» **Written exercise**:
In the forum thread about mounting a center channel, why does bpape say the TV has to be slid all the way to the back of the stand? Answer in one to three sentences.

# Can't find suitable stand - Where to mount center channel?



## Guest (Jul 5, 2008)

Hello again,

First of all, I want this stand, and I can't find anything comparable anywhere!










The attached picture shows my room. The TV and audio in the picture is old. I have a new Samsung 61" DLP with Receiver, DVD player, XBOX, Cable box, and center channel. I like the above stand because the center channel can go directly under the TV with all my other AV equipment. 

So if I have to settle for a TV stand that doesn't have the ideal center channel spot, what do I do about mounting the speaker?

Thanks!


----------



## thxgoon (Feb 23, 2007)

Best you can do is try to mount it either above or below the tv picture in the middle of your left and right speakers... How you do that will depend on what you end up with but you could always build a small shelf above your dlp and place it there.


----------



## bpape (Sep 14, 2006)

That stand (VERY VERY similar) is available from Salamander Designs. I have one almost identical in my living room I'm looking at right now. You can get the top interior section with or without the bracing to allow different sized centers. I have a 50" Sharp Aquos sitting on it with no problem. You just have to slide it all the way to the back to allow the rear surrports to carry the weight.

Bryan


----------



## salvasol (Oct 31, 2006)

I agree that you can use a shelf or build something to place it above your TV :yes:

Here is a picture of mine ... I used some shelf brackets and a piece of wood :bigsmile:



By the way, my samsung is a 67" DLP


----------



## salvasol (Oct 31, 2006)

Did you find your speaker stand??? ... What did you get???


----------

» **Material supplied**:
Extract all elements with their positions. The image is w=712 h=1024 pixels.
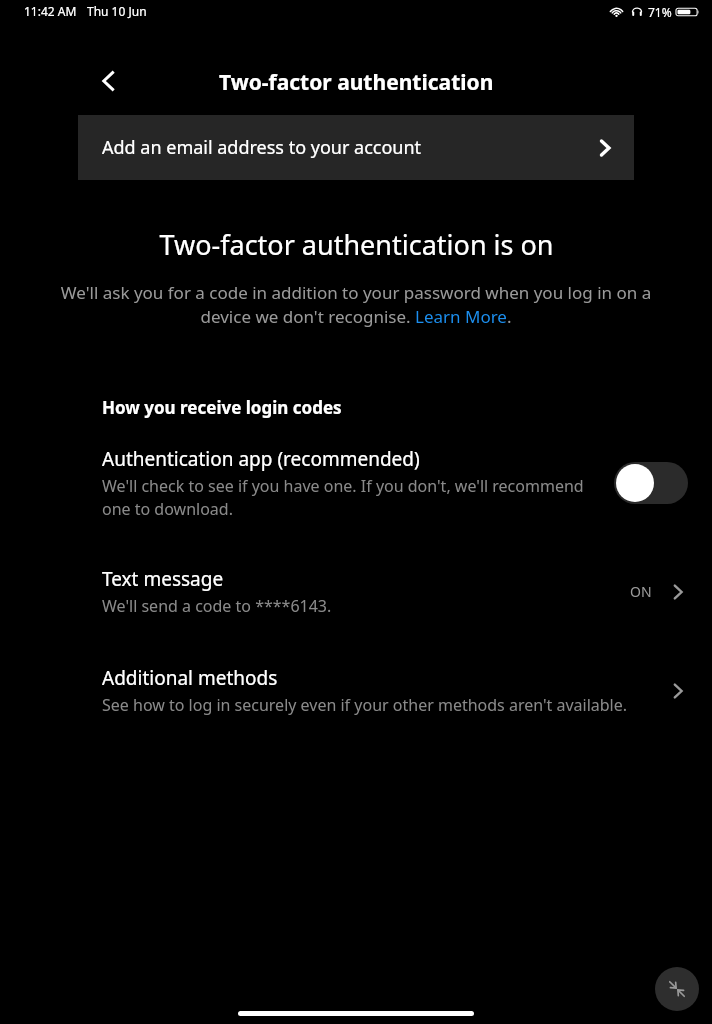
staticText: We'll ask you for a code in addition to … xyxy=(52,281,660,328)
button[interactable]: Authentication app toggle xyxy=(614,462,688,504)
button[interactable]: Add an email address to your account xyxy=(78,115,634,180)
staticText: 71% xyxy=(648,4,672,20)
staticText: Text message xyxy=(102,566,224,592)
button[interactable]: Additional methods xyxy=(0,665,712,716)
staticText: How you receive login codes xyxy=(102,396,342,419)
staticText: We'll send a code to ****6143. xyxy=(102,595,332,617)
staticText: Authentication app (recommended) xyxy=(102,446,420,472)
button[interactable]: Collapse xyxy=(655,967,699,1011)
button[interactable]: Back xyxy=(86,58,132,104)
staticText: ON xyxy=(630,582,652,601)
staticText: Add an email address to your account xyxy=(102,135,422,160)
staticText: Additional methods xyxy=(102,665,278,691)
staticText: Two-factor authentication xyxy=(219,68,494,97)
staticText: 11:42 AM xyxy=(24,3,77,19)
staticText: See how to log in securely even if your … xyxy=(102,694,628,716)
button[interactable]: Text message xyxy=(0,566,712,617)
staticText: Thu 10 Jun xyxy=(87,3,147,19)
staticText: Two-factor authentication is on xyxy=(159,226,554,263)
button[interactable]: Authentication app (recommended) xyxy=(0,446,712,520)
staticText: We'll check to see if you have one. If y… xyxy=(102,475,606,520)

» **The completed task**:
Sliding the TV all the way to the back lets the rear supports carry its weight.